-- What you have to do --
Look for the string "email" in every line, and copy each line that has it.

-- Data shown --
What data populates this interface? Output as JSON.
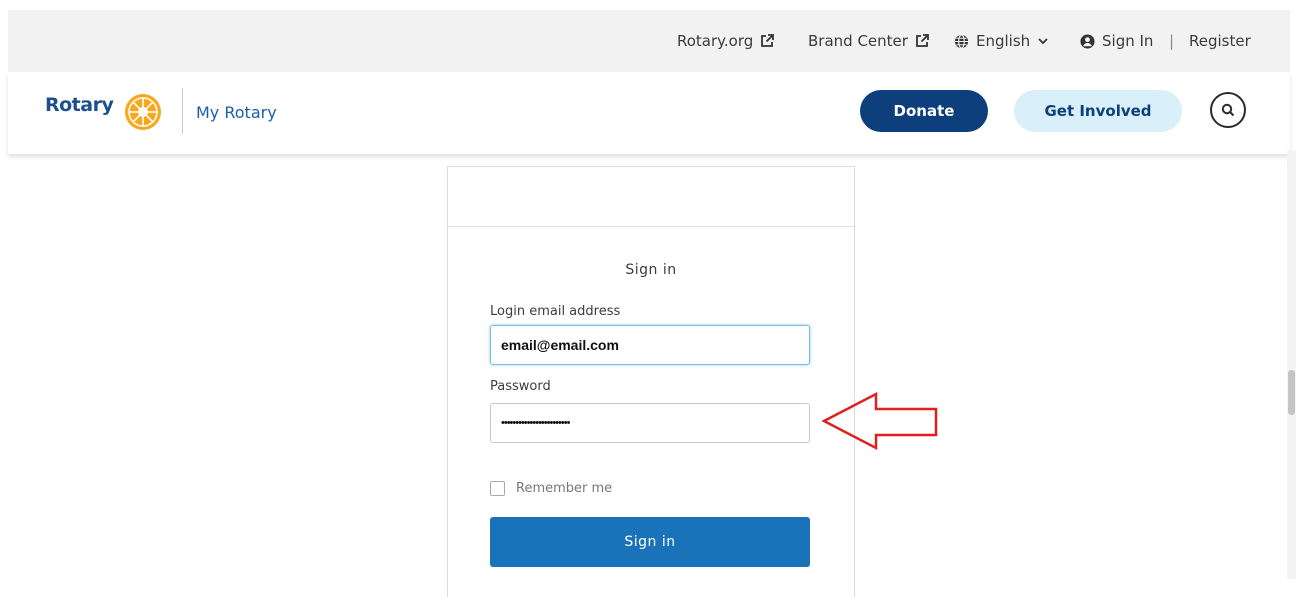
{
  "utility_bar": {
    "rotary_org": "Rotary.org",
    "brand_center": "Brand Center",
    "language": "English",
    "sign_in": "Sign In",
    "separator": "|",
    "register": "Register"
  },
  "header": {
    "logo": "Rotary",
    "my_rotary": "My Rotary",
    "donate": "Donate",
    "get_involved": "Get Involved"
  },
  "signin_form": {
    "title": "Sign in",
    "email_label": "Login email address",
    "email_value": "email@email.com",
    "password_label": "Password",
    "password_value": "••••••••••••••••••••••••",
    "remember_label": "Remember me",
    "submit_label": "Sign in"
  },
  "colors": {
    "brand_navy": "#0d3f7c",
    "brand_gold": "#f7a81b",
    "button_blue": "#1a73b8",
    "annotation_red": "#e0201e"
  }
}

-- Reply to the task --
    "email_label": "Login email address",
    "email_value": "email@email.com",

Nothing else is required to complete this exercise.